Excerpts from a figure dataset:

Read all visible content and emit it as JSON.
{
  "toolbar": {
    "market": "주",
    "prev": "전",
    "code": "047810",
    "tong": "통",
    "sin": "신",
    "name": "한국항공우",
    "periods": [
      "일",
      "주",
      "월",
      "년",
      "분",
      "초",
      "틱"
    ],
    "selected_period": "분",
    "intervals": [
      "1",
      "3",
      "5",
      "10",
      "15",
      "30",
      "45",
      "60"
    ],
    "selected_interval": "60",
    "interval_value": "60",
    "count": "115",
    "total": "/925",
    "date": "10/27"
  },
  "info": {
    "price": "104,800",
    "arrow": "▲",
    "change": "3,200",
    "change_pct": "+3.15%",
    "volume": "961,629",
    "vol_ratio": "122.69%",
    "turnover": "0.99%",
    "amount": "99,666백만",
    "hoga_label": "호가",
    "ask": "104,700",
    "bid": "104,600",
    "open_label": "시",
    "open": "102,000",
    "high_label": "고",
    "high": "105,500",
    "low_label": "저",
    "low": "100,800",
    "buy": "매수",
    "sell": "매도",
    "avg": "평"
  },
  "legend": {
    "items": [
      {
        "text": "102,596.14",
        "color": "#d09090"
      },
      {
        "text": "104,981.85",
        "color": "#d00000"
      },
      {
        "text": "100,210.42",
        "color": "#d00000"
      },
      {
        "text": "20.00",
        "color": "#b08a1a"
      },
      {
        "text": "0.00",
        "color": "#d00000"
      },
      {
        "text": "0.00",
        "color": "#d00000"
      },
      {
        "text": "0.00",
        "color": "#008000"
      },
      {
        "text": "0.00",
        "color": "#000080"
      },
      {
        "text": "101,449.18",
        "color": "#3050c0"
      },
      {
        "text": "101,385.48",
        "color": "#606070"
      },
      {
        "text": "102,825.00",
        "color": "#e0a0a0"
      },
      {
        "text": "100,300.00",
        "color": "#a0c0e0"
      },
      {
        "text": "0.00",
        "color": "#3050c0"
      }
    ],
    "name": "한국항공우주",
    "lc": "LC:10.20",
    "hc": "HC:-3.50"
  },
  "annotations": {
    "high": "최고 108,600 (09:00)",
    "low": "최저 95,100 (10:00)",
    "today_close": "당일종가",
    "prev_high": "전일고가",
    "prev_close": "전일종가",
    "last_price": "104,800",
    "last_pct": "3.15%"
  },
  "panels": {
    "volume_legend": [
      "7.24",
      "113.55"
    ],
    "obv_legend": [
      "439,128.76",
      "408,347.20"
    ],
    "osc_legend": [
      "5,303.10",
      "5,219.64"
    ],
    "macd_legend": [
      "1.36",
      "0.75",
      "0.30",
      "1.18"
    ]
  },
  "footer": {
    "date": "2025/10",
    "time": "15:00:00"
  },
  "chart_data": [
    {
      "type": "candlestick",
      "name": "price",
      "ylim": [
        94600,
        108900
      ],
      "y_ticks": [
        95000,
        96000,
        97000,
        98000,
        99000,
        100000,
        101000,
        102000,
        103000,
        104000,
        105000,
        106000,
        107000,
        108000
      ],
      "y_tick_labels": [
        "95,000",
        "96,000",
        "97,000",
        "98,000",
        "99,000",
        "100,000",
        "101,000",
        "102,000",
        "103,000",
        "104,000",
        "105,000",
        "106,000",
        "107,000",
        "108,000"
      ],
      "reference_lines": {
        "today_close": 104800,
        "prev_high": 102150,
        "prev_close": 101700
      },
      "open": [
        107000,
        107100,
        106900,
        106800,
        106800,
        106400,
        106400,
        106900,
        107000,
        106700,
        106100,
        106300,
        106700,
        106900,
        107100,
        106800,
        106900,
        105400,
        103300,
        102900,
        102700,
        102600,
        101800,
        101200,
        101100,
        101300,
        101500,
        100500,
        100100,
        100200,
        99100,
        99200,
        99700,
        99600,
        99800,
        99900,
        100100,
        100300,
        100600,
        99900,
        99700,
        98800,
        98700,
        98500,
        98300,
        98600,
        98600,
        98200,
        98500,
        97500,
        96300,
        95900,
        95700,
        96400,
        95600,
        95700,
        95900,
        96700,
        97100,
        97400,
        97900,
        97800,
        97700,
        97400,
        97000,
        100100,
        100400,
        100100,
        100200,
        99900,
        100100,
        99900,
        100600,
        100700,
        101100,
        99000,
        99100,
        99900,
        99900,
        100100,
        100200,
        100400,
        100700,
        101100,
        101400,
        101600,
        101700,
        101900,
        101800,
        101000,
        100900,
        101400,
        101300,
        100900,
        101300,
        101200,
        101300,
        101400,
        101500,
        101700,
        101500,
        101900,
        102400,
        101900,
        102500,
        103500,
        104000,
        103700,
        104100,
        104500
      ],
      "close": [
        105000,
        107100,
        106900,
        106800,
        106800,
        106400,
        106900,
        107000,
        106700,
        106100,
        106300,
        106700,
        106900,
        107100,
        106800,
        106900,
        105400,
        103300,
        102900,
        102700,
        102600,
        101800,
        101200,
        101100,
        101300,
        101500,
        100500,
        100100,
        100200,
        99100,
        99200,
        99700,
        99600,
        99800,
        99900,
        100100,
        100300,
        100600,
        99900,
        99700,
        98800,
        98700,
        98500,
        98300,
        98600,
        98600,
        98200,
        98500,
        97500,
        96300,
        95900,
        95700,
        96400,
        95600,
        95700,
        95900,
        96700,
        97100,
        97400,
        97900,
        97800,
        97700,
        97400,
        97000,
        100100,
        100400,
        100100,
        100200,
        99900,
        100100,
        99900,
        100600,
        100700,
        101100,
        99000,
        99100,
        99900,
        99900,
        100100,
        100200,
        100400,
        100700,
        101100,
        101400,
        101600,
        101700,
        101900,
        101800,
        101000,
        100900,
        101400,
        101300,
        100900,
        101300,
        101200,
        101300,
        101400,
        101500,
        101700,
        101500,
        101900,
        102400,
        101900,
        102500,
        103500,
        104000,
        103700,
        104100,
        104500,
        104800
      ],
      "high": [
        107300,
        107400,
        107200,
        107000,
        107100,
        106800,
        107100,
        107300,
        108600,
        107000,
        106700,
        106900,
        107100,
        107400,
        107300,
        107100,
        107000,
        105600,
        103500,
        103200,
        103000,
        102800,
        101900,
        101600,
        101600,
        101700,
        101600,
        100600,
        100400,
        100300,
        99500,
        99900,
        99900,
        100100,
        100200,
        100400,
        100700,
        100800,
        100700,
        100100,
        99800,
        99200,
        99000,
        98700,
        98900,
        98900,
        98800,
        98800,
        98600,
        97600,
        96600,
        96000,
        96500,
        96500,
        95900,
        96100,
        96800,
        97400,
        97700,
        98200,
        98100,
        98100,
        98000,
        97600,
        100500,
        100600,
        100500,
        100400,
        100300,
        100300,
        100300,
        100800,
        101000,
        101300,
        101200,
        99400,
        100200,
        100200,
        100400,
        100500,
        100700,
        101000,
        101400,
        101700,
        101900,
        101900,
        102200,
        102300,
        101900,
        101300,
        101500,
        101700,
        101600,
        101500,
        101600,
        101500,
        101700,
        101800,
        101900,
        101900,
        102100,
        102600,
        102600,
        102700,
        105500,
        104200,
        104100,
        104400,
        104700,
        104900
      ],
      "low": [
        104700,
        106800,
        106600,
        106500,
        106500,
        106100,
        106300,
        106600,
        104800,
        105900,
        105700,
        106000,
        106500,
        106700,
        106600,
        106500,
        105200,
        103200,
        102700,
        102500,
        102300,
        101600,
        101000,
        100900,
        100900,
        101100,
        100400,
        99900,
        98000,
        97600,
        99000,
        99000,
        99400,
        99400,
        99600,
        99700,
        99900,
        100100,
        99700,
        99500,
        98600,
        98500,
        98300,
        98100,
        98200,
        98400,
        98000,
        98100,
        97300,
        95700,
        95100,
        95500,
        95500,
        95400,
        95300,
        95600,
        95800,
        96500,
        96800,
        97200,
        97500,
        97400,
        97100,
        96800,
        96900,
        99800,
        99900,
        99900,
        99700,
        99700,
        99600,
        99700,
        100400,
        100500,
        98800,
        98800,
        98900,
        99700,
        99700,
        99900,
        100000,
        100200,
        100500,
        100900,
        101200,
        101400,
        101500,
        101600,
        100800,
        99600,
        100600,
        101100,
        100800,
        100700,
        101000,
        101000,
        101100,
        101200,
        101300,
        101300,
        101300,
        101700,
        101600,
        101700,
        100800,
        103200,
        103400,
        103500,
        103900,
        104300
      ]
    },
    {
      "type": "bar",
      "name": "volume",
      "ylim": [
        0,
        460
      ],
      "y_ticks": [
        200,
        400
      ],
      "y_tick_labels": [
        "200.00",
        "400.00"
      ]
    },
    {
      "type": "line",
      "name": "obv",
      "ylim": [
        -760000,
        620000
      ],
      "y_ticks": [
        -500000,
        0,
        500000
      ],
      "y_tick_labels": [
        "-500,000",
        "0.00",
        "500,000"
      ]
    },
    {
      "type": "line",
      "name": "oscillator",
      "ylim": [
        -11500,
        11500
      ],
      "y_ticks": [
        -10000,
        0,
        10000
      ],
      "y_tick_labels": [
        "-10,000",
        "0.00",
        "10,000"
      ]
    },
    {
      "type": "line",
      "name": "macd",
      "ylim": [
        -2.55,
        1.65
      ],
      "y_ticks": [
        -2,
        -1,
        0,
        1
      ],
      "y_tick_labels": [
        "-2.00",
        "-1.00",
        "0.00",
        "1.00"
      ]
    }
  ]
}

* _The exercise_
Which lines in the listing above hold the word "name"? Show each of them.

* _Reply_
    "name": "한국항공우",
    "name": "한국항공우주",
      "name": "price",
      "name": "volume",
      "name": "obv",
      "name": "oscillator",
      "name": "macd",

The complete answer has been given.